EXTRACT PROVIDED |
*** Begin section ***

Norberto do Amaral (born 17 February 1956) is the Bishop of Diocese of Maliana, East Timor. After attending the elementary Catholic school in Ainaro, he entered the Seminary of Our Lady of Fatima in Dare. He completed his philosophical studies from 1981–1983 and theological studies between 1985–1988 at the Major Seminary of St. Peter in Ritapiret, Flores, Indonesia. He also carried out a year of pastoral ministry in the parish of Ossú during 1984. He was ordained a priest on 18 October 1988 for the Roman Catholic Diocese of Díli.

He subsequently served in the following positions: 1988: Assistant Pastor of the Parish of Ainaro, 1989–2000: Pastor of the Parish of Maubisse, 2000–2004: Rector of the Diocesan Minor Seminary in Dili.

In 2005–2007 he undertook studies for a licentiate in dogmatic theology at the Urban University in Rome. Since 2007 he has been Professor of Dogmatic Theology and Prefect of Studies at the Major Seminary in Dili. Since 2008, he has served as Chancellor of the Diocese of Dili and Director of the Diocesan Magazine “Seara”.

On 24 April 2010 he was consecrated bishop of the newly created Roman Catholic Diocese of Maliana.

In August 2015, Bishop do Amaral joined Archbishop Joseph Marino, the apostolic nuncio to Timor-Leste, Bishop Basilio do Nascimento of Baucau, and Archbishop Leopoldo Girelli, former nuncio to Timor-Leste and 8,000 faithful in celebrating 500 years of the Catholic Church's presence in East Timor. The main celebrant was Vatican Secretary of State Cardinal Pietro Parolin.

*** End section ***

WORK ORDER | Reproduce the part of the biography of Norberto do Amaral from the words "He subsequently served" up to and including the words "Diocese of Maliana.". The listing that comes next is separate material with no connection to the biography above.

Stored items |
*** Begin section ***

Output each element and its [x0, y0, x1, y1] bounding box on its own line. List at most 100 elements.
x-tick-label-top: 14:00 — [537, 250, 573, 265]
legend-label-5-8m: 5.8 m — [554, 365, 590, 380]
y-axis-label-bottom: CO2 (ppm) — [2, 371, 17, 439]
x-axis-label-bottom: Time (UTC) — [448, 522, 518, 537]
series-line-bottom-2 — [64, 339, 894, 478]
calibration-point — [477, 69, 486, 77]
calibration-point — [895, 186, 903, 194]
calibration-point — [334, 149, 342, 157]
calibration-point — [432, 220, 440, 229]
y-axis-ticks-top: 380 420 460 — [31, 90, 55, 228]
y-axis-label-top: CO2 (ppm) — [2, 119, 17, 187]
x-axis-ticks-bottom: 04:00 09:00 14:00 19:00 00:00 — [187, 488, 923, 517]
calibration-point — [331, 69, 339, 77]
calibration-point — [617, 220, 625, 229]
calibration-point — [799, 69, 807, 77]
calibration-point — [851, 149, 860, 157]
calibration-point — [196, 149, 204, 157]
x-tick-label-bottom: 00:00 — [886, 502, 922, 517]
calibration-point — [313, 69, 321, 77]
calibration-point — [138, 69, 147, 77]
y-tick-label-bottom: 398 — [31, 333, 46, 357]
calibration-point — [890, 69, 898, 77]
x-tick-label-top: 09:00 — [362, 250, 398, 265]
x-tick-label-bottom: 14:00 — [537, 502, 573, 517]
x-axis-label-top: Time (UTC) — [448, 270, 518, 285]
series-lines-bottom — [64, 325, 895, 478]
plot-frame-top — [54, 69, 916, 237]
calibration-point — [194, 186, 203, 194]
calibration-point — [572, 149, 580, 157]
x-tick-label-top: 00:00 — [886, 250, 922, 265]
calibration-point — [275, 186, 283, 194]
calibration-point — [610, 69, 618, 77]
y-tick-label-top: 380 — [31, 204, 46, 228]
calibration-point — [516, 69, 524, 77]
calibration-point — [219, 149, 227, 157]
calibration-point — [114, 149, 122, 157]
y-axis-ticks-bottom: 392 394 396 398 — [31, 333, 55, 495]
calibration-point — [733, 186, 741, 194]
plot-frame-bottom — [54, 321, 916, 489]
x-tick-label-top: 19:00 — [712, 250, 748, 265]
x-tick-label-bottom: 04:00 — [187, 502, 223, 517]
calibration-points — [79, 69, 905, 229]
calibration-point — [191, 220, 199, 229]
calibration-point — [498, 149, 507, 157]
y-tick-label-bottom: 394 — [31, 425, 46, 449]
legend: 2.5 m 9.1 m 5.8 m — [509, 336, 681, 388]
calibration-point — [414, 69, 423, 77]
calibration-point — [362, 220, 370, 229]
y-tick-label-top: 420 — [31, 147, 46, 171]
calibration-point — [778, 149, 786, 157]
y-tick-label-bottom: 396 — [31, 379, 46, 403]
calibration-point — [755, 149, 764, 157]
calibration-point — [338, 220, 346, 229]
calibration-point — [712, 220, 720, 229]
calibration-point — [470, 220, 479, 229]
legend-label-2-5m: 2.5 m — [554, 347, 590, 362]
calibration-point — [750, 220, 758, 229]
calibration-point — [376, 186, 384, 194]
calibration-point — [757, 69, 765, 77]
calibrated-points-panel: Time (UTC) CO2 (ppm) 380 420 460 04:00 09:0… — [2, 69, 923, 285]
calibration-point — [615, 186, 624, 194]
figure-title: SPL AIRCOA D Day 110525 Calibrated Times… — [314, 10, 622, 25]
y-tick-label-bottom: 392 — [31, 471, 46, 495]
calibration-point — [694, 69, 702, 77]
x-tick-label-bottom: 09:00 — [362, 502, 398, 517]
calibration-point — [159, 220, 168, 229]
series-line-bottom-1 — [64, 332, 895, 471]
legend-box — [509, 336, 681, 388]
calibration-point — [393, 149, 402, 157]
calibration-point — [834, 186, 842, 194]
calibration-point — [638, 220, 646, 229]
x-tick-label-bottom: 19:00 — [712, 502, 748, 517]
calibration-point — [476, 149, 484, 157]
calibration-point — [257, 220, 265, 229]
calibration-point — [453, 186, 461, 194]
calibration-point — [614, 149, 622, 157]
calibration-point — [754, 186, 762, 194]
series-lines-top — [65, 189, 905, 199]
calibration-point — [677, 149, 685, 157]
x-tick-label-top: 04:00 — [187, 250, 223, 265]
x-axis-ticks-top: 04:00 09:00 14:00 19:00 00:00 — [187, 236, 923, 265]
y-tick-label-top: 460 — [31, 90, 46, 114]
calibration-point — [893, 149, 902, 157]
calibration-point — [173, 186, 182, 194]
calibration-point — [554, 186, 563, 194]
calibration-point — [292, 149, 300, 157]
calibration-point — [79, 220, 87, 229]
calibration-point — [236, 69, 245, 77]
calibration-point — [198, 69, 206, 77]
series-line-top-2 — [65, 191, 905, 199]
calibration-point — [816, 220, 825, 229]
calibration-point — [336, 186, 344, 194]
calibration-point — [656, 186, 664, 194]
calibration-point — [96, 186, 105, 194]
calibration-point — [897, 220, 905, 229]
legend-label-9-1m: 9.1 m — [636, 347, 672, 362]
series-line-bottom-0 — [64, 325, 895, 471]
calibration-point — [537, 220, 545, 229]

*** End section ***

WRITTEN ANSWER |
He subsequently served in the following positions: 1988: Assistant Pastor of the Parish of Ainaro, 1989–2000: Pastor of the Parish of Maubisse, 2000–2004: Rector of the Diocesan Minor Seminary in Dili.

In 2005–2007 he undertook studies for a licentiate in dogmatic theology at the Urban University in Rome. Since 2007 he has been Professor of Dogmatic Theology and Prefect of Studies at the Major Seminary in Dili. Since 2008, he has served as Chancellor of the Diocese of Dili and Director of the Diocesan Magazine “Seara”.

On 24 April 2010 he was consecrated bishop of the newly created Roman Catholic Diocese of Maliana.